Report back each line of the records that contains the string "Spend".

Extracted data.
>> Start

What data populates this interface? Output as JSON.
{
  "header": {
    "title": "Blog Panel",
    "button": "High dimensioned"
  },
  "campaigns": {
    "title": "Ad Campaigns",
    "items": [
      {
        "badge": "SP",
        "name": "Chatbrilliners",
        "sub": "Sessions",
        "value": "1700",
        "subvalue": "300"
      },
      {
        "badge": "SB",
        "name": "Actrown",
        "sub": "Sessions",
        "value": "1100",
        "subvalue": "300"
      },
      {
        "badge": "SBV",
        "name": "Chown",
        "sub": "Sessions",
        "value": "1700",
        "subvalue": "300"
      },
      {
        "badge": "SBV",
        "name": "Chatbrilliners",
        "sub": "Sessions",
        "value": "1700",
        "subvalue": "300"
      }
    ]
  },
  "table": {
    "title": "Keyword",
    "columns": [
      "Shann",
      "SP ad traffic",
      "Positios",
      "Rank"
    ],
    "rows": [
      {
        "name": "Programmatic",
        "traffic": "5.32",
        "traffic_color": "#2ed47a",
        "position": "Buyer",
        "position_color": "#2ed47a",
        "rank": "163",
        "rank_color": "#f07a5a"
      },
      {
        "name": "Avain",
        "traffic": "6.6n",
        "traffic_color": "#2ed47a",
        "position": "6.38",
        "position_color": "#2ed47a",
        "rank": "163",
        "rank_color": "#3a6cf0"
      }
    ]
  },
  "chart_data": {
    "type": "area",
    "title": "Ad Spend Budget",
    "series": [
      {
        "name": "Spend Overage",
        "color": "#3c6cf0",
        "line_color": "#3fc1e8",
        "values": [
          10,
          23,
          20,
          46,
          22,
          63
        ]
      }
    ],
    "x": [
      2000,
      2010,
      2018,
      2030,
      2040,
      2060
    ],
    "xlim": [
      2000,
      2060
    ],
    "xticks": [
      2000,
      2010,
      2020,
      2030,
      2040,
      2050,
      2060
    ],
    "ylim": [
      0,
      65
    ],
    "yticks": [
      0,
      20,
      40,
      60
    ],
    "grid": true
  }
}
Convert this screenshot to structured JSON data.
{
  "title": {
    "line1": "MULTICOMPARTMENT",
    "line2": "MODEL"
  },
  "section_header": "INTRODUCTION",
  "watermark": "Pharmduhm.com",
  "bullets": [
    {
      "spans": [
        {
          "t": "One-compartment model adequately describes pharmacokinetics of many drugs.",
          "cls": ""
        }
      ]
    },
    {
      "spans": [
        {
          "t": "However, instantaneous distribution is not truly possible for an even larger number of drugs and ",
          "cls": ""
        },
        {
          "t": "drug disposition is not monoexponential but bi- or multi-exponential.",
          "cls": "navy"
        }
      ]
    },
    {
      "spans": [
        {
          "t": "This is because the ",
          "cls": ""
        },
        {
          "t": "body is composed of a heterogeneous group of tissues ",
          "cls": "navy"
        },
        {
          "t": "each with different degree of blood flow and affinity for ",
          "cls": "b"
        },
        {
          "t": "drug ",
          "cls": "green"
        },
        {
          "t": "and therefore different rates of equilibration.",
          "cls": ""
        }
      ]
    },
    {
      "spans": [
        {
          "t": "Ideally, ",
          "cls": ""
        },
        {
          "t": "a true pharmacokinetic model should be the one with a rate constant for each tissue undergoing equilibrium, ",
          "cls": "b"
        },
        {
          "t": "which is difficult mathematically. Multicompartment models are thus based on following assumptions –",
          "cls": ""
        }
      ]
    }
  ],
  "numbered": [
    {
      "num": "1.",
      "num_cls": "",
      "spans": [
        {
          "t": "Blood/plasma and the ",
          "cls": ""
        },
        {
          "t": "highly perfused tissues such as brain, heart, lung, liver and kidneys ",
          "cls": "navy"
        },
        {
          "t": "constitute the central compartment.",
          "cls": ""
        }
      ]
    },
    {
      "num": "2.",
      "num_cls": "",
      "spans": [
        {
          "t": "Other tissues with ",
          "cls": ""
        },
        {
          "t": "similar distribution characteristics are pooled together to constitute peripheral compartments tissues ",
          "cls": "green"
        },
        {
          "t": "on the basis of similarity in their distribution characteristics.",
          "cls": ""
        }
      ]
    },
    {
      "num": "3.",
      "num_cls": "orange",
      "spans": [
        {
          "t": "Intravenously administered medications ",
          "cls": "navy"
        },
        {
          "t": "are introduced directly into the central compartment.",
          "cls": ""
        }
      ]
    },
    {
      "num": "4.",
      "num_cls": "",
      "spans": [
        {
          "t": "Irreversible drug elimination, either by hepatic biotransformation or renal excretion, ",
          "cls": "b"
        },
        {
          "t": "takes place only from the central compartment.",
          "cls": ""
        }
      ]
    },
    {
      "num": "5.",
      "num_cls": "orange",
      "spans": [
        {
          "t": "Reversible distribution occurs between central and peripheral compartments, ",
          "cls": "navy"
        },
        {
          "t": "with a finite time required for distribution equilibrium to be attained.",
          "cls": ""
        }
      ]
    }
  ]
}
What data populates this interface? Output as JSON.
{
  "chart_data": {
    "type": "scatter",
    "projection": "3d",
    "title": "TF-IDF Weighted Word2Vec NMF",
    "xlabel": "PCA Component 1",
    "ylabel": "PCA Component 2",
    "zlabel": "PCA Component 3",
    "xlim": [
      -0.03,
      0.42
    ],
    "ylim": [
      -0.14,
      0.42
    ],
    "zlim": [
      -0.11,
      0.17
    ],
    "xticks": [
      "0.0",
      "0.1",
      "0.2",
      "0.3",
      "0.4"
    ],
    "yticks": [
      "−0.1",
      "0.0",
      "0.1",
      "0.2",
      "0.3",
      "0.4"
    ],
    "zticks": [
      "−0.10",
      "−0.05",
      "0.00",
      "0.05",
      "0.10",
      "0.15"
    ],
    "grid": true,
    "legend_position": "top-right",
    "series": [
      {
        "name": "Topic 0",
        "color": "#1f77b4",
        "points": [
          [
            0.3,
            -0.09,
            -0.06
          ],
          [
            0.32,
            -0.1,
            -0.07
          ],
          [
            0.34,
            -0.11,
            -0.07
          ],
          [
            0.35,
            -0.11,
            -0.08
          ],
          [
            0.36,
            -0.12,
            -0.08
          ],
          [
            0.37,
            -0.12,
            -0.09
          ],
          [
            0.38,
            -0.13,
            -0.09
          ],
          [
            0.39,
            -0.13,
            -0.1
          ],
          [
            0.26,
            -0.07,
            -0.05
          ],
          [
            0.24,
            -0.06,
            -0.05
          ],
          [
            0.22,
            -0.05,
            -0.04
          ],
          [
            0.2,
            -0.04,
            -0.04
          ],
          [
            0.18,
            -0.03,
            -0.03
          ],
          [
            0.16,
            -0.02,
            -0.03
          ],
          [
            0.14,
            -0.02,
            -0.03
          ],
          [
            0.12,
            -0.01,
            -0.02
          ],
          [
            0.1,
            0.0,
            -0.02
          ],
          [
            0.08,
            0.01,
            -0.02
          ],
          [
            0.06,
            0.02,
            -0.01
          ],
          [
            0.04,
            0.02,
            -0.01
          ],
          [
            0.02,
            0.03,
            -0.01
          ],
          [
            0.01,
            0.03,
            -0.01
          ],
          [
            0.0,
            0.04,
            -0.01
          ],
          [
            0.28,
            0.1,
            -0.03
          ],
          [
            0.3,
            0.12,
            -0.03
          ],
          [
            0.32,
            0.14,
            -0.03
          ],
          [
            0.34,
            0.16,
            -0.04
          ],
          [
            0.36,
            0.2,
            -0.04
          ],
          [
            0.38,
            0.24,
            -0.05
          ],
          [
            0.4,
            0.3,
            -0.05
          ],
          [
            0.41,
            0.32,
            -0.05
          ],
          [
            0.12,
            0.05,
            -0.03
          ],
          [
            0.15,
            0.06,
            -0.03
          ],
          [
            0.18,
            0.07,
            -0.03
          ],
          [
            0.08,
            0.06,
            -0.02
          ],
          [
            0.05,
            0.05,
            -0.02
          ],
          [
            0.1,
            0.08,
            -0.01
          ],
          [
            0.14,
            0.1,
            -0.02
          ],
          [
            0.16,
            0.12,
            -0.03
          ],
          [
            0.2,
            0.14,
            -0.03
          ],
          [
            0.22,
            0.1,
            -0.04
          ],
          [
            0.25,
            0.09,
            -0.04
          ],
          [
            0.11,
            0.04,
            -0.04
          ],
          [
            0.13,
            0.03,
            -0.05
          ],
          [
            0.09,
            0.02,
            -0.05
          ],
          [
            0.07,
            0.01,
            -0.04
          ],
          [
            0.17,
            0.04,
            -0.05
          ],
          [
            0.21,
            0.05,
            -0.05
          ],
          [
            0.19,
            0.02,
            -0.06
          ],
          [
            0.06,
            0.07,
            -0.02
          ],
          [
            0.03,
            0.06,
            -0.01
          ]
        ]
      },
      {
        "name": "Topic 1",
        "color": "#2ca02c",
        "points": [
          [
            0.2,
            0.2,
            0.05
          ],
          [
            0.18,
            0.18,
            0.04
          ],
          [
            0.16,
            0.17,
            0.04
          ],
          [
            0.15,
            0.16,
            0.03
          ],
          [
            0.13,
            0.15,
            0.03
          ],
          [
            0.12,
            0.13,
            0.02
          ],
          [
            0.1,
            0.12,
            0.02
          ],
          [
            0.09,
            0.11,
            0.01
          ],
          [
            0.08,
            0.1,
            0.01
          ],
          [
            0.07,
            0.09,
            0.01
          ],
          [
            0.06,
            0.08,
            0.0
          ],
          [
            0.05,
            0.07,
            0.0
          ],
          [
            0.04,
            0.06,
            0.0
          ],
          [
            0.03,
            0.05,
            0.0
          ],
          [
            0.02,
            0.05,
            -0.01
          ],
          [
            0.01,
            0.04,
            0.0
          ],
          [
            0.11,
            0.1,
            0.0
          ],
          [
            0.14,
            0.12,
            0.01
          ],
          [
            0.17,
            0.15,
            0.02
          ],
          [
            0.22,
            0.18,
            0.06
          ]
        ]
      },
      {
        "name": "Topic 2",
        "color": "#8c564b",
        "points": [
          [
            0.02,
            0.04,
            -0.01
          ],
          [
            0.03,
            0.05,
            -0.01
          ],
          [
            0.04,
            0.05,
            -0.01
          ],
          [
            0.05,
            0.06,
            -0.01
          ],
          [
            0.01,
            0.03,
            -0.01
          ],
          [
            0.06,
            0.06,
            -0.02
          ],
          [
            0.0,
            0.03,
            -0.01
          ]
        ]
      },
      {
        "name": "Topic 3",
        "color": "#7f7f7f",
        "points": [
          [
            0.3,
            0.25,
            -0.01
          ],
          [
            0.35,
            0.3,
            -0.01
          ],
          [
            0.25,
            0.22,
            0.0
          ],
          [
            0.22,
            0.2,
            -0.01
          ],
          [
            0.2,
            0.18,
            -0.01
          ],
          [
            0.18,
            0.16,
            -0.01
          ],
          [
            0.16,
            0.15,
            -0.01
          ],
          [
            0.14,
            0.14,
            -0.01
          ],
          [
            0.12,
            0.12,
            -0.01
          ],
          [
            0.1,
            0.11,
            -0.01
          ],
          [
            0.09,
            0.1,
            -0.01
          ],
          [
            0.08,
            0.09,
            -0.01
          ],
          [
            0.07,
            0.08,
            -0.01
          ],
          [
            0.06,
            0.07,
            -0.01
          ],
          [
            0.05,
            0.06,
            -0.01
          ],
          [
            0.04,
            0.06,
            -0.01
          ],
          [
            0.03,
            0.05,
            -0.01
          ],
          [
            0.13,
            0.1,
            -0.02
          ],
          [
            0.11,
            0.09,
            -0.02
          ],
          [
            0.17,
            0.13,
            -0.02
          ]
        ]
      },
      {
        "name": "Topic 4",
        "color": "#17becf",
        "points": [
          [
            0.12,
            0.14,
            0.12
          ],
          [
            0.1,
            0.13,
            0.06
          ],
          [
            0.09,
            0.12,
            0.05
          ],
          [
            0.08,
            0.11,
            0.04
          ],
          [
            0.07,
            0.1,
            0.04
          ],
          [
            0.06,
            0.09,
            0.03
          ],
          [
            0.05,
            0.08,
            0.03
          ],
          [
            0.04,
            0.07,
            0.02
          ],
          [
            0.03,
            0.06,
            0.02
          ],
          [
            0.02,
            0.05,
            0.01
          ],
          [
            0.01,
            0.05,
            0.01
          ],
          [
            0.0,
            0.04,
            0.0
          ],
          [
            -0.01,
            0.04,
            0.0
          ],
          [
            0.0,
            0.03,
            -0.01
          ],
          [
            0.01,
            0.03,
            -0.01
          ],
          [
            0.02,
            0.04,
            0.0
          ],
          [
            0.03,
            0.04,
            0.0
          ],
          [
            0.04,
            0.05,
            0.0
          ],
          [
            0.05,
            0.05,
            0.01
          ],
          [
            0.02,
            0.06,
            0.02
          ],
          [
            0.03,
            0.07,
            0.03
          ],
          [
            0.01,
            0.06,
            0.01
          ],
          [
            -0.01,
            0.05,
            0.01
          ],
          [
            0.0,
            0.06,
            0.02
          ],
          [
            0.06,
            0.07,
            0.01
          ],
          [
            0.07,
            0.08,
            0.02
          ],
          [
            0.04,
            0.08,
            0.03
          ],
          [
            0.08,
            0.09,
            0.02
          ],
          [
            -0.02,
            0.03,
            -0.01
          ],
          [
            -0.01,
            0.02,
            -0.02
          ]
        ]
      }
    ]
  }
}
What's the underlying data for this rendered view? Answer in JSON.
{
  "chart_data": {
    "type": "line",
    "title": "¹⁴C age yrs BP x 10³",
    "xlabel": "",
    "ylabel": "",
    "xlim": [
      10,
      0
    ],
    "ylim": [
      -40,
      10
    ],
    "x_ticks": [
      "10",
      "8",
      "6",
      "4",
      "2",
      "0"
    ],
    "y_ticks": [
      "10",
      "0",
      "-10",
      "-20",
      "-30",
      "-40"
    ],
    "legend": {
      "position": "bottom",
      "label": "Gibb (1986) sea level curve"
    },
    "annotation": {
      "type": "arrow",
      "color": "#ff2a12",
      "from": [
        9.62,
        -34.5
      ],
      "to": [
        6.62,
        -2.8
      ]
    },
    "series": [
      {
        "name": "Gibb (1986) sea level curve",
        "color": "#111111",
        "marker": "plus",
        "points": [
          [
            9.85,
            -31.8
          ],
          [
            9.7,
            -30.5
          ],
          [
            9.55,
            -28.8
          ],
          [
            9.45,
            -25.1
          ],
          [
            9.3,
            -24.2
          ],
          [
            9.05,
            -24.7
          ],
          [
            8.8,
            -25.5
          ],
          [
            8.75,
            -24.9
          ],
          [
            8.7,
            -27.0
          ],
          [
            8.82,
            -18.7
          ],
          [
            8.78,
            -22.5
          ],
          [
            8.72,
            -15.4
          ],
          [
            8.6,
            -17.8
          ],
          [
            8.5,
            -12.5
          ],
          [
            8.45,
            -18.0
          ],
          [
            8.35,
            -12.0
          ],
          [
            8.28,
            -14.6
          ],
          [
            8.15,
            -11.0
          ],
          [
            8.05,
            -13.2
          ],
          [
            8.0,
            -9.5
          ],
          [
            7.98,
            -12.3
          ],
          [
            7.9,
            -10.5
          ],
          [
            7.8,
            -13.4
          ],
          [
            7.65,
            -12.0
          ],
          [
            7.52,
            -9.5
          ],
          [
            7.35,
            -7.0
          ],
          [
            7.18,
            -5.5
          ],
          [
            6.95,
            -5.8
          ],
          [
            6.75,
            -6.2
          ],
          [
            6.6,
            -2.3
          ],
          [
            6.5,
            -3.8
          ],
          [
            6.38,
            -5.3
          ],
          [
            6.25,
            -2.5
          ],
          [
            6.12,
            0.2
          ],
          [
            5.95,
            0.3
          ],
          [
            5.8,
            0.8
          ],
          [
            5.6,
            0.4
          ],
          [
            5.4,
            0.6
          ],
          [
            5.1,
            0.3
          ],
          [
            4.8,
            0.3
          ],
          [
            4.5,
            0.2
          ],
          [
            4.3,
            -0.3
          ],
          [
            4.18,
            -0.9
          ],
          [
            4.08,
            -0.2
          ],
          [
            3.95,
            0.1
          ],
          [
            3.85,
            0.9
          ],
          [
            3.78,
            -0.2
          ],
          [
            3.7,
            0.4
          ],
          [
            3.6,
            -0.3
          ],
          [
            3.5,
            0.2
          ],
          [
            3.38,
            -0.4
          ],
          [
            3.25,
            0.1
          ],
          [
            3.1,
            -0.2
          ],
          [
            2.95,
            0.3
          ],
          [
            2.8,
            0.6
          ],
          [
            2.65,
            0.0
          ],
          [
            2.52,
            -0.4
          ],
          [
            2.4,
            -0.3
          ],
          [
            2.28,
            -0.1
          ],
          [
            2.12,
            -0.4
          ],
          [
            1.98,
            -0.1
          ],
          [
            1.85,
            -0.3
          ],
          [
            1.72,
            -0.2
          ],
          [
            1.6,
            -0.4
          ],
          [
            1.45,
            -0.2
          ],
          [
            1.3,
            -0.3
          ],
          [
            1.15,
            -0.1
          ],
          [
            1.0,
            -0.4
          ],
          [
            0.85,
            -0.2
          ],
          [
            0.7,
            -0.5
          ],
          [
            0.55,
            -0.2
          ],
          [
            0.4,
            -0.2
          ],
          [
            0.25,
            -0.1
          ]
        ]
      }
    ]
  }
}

>> End

Reply.
    "title": "Ad Spend Budget",
        "name": "Spend Overage",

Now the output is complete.